[YOUR TASK] Will you quote all of the entries, word for word?

--- EXTRACTED MATERIAL ---

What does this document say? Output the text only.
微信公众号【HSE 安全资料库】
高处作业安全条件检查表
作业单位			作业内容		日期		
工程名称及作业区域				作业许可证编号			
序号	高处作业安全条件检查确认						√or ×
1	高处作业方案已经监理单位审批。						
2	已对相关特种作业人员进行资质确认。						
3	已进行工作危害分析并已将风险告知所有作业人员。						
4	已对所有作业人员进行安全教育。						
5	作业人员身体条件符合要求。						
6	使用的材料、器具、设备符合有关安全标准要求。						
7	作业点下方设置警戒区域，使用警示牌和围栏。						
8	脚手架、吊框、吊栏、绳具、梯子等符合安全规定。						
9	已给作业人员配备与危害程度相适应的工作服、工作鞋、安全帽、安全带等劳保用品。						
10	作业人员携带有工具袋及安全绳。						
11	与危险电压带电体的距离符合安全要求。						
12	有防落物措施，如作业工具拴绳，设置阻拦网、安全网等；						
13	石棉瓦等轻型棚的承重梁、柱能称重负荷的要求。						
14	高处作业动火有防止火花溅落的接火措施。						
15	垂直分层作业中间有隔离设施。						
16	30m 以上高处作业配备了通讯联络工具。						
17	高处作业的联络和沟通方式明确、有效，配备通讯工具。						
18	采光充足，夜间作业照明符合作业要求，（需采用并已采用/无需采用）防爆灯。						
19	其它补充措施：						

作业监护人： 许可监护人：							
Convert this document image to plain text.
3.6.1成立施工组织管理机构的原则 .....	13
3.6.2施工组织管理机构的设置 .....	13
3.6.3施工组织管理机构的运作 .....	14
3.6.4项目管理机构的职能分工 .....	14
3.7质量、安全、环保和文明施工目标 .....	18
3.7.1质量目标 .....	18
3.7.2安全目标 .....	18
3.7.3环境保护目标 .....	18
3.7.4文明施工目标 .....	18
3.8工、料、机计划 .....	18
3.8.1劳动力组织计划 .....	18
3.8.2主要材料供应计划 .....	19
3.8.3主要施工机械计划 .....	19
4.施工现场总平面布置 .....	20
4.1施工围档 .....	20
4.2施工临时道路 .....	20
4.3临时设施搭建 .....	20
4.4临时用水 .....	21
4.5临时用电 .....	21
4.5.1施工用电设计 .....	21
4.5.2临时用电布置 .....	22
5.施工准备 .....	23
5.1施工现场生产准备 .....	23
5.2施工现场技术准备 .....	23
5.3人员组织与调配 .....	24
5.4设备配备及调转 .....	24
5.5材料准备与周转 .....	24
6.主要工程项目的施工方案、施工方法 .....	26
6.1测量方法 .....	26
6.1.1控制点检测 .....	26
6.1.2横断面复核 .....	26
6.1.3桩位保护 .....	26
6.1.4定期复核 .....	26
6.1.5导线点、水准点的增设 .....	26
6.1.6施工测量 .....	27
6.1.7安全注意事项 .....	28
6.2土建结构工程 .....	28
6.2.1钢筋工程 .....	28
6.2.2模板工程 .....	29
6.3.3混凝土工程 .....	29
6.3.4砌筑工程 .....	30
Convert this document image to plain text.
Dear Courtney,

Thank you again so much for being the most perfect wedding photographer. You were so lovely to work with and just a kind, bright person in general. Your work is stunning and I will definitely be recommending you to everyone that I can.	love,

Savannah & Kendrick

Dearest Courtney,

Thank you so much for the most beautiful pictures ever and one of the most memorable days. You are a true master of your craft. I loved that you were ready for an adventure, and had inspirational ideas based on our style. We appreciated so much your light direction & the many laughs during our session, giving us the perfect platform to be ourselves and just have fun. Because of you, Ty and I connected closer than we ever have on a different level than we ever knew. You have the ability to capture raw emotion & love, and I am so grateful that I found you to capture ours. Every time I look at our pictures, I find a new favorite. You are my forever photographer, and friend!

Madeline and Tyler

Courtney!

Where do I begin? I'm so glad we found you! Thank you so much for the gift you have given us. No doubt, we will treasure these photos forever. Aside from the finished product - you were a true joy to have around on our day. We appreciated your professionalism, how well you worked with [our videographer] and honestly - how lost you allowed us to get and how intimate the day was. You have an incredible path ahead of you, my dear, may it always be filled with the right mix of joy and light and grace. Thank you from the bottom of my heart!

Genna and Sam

---

[RESULT OF THE TASK]
What does this document say? Output the text only.
微信公众号【HSE 安全资料库】
高处作业安全条件检查表
作业单位			作业内容		日期		
工程名称及作业区域				作业许可证编号			
序号	高处作业安全条件检查确认						√or ×
1	高处作业方案已经监理单位审批。						
2	已对相关特种作业人员进行资质确认。						
3	已进行工作危害分析并已将风险告知所有作业人员。						
4	已对所有作业人员进行安全教育。						
5	作业人员身体条件符合要求。						
6	使用的材料、器具、设备符合有关安全标准要求。						
7	作业点下方设置警戒区域，使用警示牌和围栏。						
8	脚手架、吊框、吊栏、绳具、梯子等符合安全规定。						
9	已给作业人员配备与危害程度相适应的工作服、工作鞋、安全帽、安全带等劳保用品。						
10	作业人员携带有工具袋及安全绳。						
11	与危险电压带电体的距离符合安全要求。						
12	有防落物措施，如作业工具拴绳，设置阻拦网、安全网等；						
13	石棉瓦等轻型棚的承重梁、柱能称重负荷的要求。						
14	高处作业动火有防止火花溅落的接火措施。						
15	垂直分层作业中间有隔离设施。						
16	30m 以上高处作业配备了通讯联络工具。						
17	高处作业的联络和沟通方式明确、有效，配备通讯工具。						
18	采光充足，夜间作业照明符合作业要求，（需采用并已采用/无需采用）防爆灯。						
19	其它补充措施：						

作业监护人： 许可监护人：							
Convert this document image to plain text.
3.6.1成立施工组织管理机构的原则 .....	13
3.6.2施工组织管理机构的设置 .....	13
3.6.3施工组织管理机构的运作 .....	14
3.6.4项目管理机构的职能分工 .....	14
3.7质量、安全、环保和文明施工目标 .....	18
3.7.1质量目标 .....	18
3.7.2安全目标 .....	18
3.7.3环境保护目标 .....	18
3.7.4文明施工目标 .....	18
3.8工、料、机计划 .....	18
3.8.1劳动力组织计划 .....	18
3.8.2主要材料供应计划 .....	19
3.8.3主要施工机械计划 .....	19
4.施工现场总平面布置 .....	20
4.1施工围档 .....	20
4.2施工临时道路 .....	20
4.3临时设施搭建 .....	20
4.4临时用水 .....	21
4.5临时用电 .....	21
4.5.1施工用电设计 .....	21
4.5.2临时用电布置 .....	22
5.施工准备 .....	23
5.1施工现场生产准备 .....	23
5.2施工现场技术准备 .....	23
5.3人员组织与调配 .....	24
5.4设备配备及调转 .....	24
5.5材料准备与周转 .....	24
6.主要工程项目的施工方案、施工方法 .....	26
6.1测量方法 .....	26
6.1.1控制点检测 .....	26
6.1.2横断面复核 .....	26
6.1.3桩位保护 .....	26
6.1.4定期复核 .....	26
6.1.5导线点、水准点的增设 .....	26
6.1.6施工测量 .....	27
6.1.7安全注意事项 .....	28
6.2土建结构工程 .....	28
6.2.1钢筋工程 .....	28
6.2.2模板工程 .....	29
6.3.3混凝土工程 .....	29
6.3.4砌筑工程 .....	30
Convert this document image to plain text.
Dear Courtney,

Thank you again so much for being the most perfect wedding photographer. You were so lovely to work with and just a kind, bright person in general. Your work is stunning and I will definitely be recommending you to everyone that I can.	love,

Savannah & Kendrick

Dearest Courtney,

Thank you so much for the most beautiful pictures ever and one of the most memorable days. You are a true master of your craft. I loved that you were ready for an adventure, and had inspirational ideas based on our style. We appreciated so much your light direction & the many laughs during our session, giving us the perfect platform to be ourselves and just have fun. Because of you, Ty and I connected closer than we ever have on a different level than we ever knew. You have the ability to capture raw emotion & love, and I am so grateful that I found you to capture ours. Every time I look at our pictures, I find a new favorite. You are my forever photographer, and friend!

Madeline and Tyler

Courtney!

Where do I begin? I'm so glad we found you! Thank you so much for the gift you have given us. No doubt, we will treasure these photos forever. Aside from the finished product - you were a true joy to have around on our day. We appreciated your professionalism, how well you worked with [our videographer] and honestly - how lost you allowed us to get and how intimate the day was. You have an incredible path ahead of you, my dear, may it always be filled with the right mix of joy and light and grace. Thank you from the bottom of my heart!

Genna and Sam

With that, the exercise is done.